→ Exercise brief:
Among the entries that follow, tally the lines with the string "Режим". Give no more than the number.

◆ ◆ ◆ ◆ ◆

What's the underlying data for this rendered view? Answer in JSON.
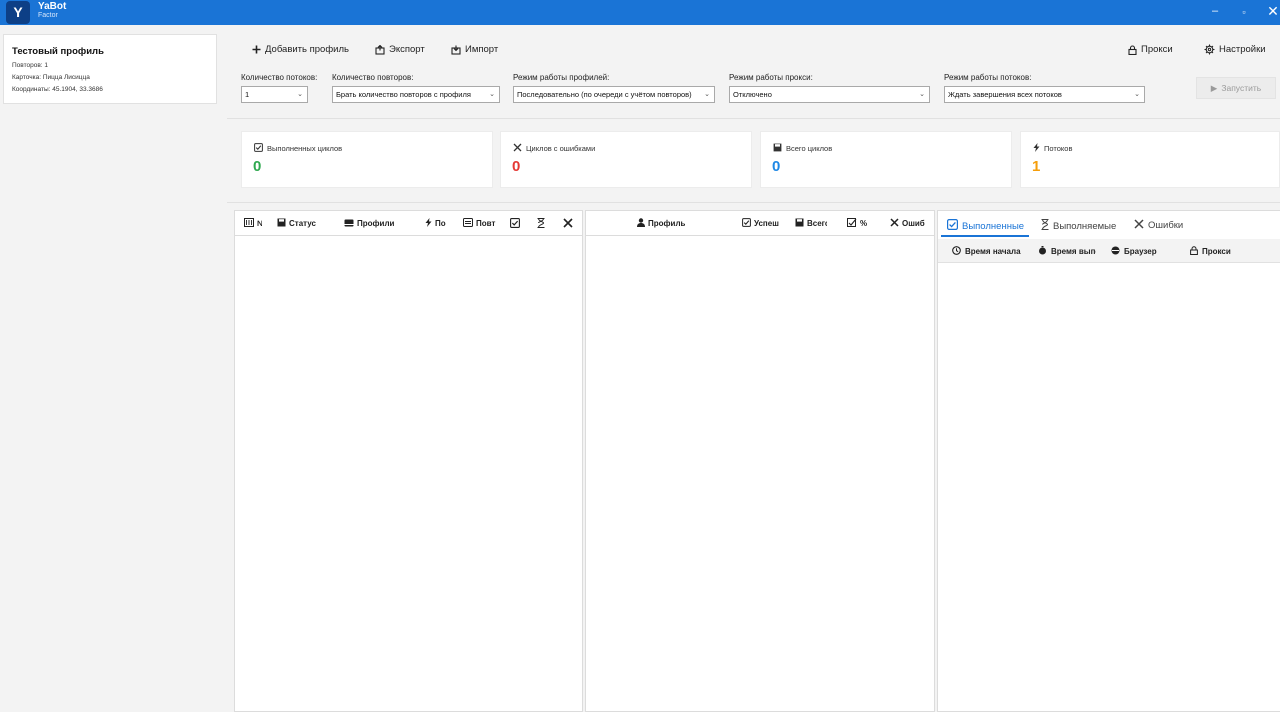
{
  "titlebar": {
    "logo_letter": "Y",
    "app_name": "YaBot",
    "app_sub": "Factor",
    "min_glyph": "–",
    "max_glyph": "▫",
    "close_glyph": "✕"
  },
  "profile": {
    "name": "Тестовый профиль",
    "repeats": "Повторов: 1",
    "card": "Карточка: Пицца Лисицца",
    "coords": "Координаты: 45.1904, 33.3686"
  },
  "toolbar": {
    "add_profile": "Добавить профиль",
    "export": "Экспорт",
    "import": "Импорт",
    "proxy": "Прокси",
    "settings": "Настройки"
  },
  "controls": {
    "threads_label": "Количество потоков:",
    "threads_value": "1",
    "repeats_label": "Количество повторов:",
    "repeats_value": "Брать количество повторов с профиля",
    "profile_mode_label": "Режим работы профилей:",
    "profile_mode_value": "Последовательно (по очереди с учётом повторов)",
    "proxy_mode_label": "Режим работы прокси:",
    "proxy_mode_value": "Отключено",
    "thread_mode_label": "Режим работы потоков:",
    "thread_mode_value": "Ждать завершения всех потоков",
    "run_label": "Запустить"
  },
  "stats": [
    {
      "title": "Выполненных циклов",
      "value": "0",
      "color": "#2fa84f",
      "icon": "check-square-icon"
    },
    {
      "title": "Циклов с ошибками",
      "value": "0",
      "color": "#e53935",
      "icon": "x-icon"
    },
    {
      "title": "Всего циклов",
      "value": "0",
      "color": "#1e88e5",
      "icon": "save-icon"
    },
    {
      "title": "Потоков",
      "value": "1",
      "color": "#f59e0b",
      "icon": "bolt-icon"
    }
  ],
  "left_table": {
    "columns": [
      "№",
      "Статус",
      "Профили",
      "По",
      "Повт"
    ]
  },
  "mid_table": {
    "columns": [
      "Профиль",
      "Успеш",
      "Всего",
      "%",
      "Ошиб"
    ]
  },
  "right_panel": {
    "tabs": [
      "Выполненные",
      "Выполняемые",
      "Ошибки"
    ],
    "columns": [
      "Время начала",
      "Время выпо",
      "Браузер",
      "Прокси"
    ]
  }
}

◆ ◆ ◆ ◆ ◆

→ Expected answer:
3